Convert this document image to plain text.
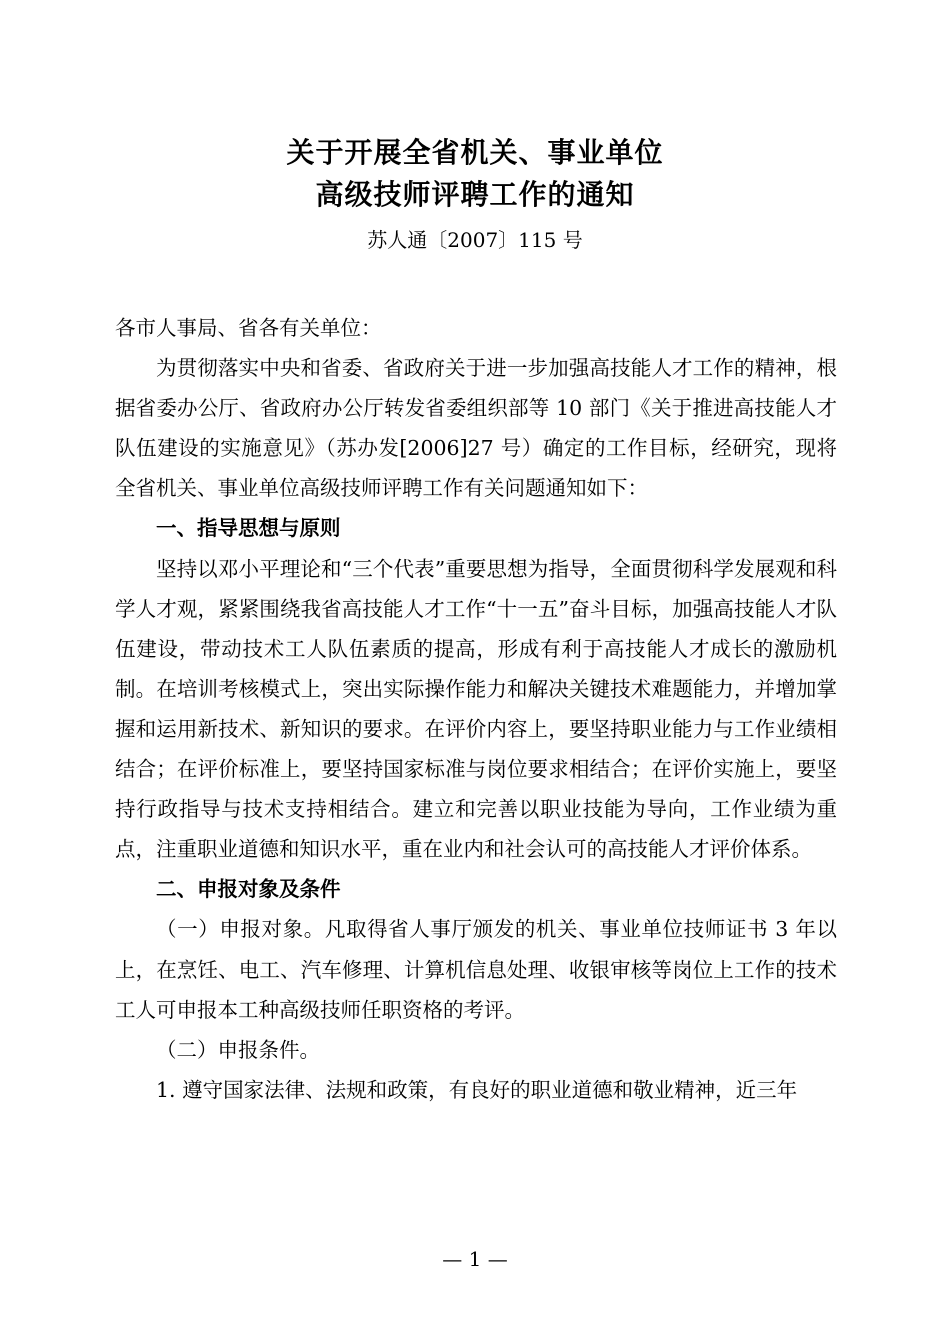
关于开展全省机关、事业单位
高级技师评聘工作的通知
苏人通〔2007〕115 号

各市人事局、省各有关单位：

为贯彻落实中央和省委、省政府关于进一步加强高技能人才工作的精神，根据省委办公厅、省政府办公厅转发省委组织部等 10 部门《关于推进高技能人才队伍建设的实施意见》（苏办发[2006]27 号）确定的工作目标，经研究，现将全省机关、事业单位高级技师评聘工作有关问题通知如下：

一、指导思想与原则

坚持以邓小平理论和“三个代表”重要思想为指导，全面贯彻科学发展观和科学人才观，紧紧围绕我省高技能人才工作“十一五”奋斗目标，加强高技能人才队伍建设，带动技术工人队伍素质的提高，形成有利于高技能人才成长的激励机制。在培训考核模式上，突出实际操作能力和解决关键技术难题能力，并增加掌握和运用新技术、新知识的要求。在评价内容上，要坚持职业能力与工作业绩相结合；在评价标准上，要坚持国家标准与岗位要求相结合；在评价实施上，要坚持行政指导与技术支持相结合。建立和完善以职业技能为导向，工作业绩为重点，注重职业道德和知识水平，重在业内和社会认可的高技能人才评价体系。

二、申报对象及条件

（一）申报对象。凡取得省人事厅颁发的机关、事业单位技师证书 3 年以上，在烹饪、电工、汽车修理、计算机信息处理、收银审核等岗位上工作的技术工人可申报本工种高级技师任职资格的考评。

（二）申报条件。

1. 遵守国家法律、法规和政策，有良好的职业道德和敬业精神，近三年

— 1 —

• [Your objective] Quote the entries in full. Any image among them is to be omitted from the copy.

• [Response]
Convert this document image to plain text.
关于开展全省机关、事业单位
高级技师评聘工作的通知
苏人通〔2007〕115 号

各市人事局、省各有关单位：

为贯彻落实中央和省委、省政府关于进一步加强高技能人才工作的精神，根据省委办公厅、省政府办公厅转发省委组织部等 10 部门《关于推进高技能人才队伍建设的实施意见》（苏办发[2006]27 号）确定的工作目标，经研究，现将全省机关、事业单位高级技师评聘工作有关问题通知如下：

一、指导思想与原则

坚持以邓小平理论和“三个代表”重要思想为指导，全面贯彻科学发展观和科学人才观，紧紧围绕我省高技能人才工作“十一五”奋斗目标，加强高技能人才队伍建设，带动技术工人队伍素质的提高，形成有利于高技能人才成长的激励机制。在培训考核模式上，突出实际操作能力和解决关键技术难题能力，并增加掌握和运用新技术、新知识的要求。在评价内容上，要坚持职业能力与工作业绩相结合；在评价标准上，要坚持国家标准与岗位要求相结合；在评价实施上，要坚持行政指导与技术支持相结合。建立和完善以职业技能为导向，工作业绩为重点，注重职业道德和知识水平，重在业内和社会认可的高技能人才评价体系。

二、申报对象及条件

（一）申报对象。凡取得省人事厅颁发的机关、事业单位技师证书 3 年以上，在烹饪、电工、汽车修理、计算机信息处理、收银审核等岗位上工作的技术工人可申报本工种高级技师任职资格的考评。

（二）申报条件。

1. 遵守国家法律、法规和政策，有良好的职业道德和敬业精神，近三年

— 1 —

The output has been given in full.